===== Recorded data

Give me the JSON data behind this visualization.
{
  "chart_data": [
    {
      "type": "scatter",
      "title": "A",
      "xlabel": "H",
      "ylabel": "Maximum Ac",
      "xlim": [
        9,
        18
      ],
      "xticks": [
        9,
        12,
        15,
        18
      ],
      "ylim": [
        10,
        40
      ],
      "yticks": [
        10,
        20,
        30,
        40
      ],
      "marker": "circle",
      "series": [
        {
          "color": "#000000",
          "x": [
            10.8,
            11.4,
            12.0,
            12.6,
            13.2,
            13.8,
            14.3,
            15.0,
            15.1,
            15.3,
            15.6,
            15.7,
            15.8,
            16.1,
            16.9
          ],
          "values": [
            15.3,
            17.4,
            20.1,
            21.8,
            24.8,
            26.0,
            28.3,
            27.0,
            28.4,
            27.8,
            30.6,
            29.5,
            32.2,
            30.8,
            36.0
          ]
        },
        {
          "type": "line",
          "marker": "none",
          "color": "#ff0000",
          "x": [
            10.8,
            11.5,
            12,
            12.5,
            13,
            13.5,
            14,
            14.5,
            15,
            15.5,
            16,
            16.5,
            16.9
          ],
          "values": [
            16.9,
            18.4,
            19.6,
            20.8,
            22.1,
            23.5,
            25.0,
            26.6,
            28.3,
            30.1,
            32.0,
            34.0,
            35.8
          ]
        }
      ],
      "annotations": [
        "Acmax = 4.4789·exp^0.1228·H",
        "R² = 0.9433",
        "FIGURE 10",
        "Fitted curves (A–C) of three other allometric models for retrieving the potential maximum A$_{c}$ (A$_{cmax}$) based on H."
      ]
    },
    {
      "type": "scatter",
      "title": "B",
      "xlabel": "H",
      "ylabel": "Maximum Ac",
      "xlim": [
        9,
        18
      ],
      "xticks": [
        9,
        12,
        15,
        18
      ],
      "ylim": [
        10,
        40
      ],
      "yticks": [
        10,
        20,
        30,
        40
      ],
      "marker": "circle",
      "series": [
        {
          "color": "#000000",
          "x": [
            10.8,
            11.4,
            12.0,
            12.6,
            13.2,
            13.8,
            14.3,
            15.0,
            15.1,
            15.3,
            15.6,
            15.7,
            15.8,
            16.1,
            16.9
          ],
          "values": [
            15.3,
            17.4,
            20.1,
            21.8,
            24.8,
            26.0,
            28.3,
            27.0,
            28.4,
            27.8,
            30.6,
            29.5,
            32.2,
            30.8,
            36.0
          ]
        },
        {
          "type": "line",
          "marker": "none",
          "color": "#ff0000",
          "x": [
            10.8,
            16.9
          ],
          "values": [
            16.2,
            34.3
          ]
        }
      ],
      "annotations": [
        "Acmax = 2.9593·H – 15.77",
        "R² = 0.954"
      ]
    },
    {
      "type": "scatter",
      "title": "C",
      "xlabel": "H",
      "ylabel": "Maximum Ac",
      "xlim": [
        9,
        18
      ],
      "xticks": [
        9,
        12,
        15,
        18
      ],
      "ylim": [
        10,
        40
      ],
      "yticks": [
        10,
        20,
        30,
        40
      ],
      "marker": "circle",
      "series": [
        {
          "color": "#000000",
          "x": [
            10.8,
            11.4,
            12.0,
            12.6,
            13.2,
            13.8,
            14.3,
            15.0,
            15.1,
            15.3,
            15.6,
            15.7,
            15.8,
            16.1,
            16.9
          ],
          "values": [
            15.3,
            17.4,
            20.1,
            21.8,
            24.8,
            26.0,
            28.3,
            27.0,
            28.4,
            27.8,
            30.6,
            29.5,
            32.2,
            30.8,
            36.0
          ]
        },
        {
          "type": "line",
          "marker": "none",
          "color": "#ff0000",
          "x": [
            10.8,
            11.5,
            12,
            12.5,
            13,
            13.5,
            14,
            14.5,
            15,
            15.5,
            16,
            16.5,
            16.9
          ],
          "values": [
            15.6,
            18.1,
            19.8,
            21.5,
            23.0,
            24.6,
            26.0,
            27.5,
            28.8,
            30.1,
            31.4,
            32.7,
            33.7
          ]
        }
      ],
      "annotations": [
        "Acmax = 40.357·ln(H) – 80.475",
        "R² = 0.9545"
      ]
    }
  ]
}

==========

▶ [Exercise brief]
Show all lines in the entries above where the word "Acmax" appears.

▶ [The response]
        "Acmax = 4.4789·exp^0.1228·H",
        "Acmax = 2.9593·H – 15.77",
        "Acmax = 40.357·ln(H) – 80.475",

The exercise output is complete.